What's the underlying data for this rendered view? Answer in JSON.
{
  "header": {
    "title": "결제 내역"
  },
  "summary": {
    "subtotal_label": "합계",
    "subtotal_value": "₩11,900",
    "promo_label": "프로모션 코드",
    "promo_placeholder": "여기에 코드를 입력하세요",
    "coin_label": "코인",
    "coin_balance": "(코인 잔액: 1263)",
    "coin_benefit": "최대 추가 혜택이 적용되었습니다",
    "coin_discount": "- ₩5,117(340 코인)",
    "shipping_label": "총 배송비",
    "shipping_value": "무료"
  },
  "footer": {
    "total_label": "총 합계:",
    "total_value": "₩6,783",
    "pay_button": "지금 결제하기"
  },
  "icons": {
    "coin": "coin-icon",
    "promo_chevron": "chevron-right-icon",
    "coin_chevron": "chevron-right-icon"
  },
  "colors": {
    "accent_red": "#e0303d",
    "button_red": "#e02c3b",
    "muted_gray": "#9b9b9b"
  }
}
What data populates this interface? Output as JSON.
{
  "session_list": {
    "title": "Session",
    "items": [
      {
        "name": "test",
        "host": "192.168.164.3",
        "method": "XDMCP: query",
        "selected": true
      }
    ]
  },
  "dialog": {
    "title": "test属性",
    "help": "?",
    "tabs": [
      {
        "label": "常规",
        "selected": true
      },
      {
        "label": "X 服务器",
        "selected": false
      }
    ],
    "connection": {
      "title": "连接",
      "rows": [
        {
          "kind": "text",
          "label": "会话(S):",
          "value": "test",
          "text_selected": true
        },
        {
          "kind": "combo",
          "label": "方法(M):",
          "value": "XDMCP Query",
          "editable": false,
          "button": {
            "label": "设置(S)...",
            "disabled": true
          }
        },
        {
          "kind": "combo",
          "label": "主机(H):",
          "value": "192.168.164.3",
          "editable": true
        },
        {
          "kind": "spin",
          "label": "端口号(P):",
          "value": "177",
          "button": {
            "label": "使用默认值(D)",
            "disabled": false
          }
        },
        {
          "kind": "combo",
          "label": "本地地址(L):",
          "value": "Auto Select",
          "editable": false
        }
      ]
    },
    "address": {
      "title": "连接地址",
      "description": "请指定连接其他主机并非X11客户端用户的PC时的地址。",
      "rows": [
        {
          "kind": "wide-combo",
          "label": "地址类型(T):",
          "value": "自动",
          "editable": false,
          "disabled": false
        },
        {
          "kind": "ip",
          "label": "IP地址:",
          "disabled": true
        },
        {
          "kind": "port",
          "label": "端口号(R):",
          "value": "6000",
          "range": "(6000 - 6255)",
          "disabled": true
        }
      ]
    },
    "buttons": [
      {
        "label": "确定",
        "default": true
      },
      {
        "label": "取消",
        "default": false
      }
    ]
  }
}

......

→ Exercise objective
Look for lines containing the string "XDMCP" and copy them all.

→ Answer to the exercise
        "method": "XDMCP: query",
          "value": "XDMCP Query",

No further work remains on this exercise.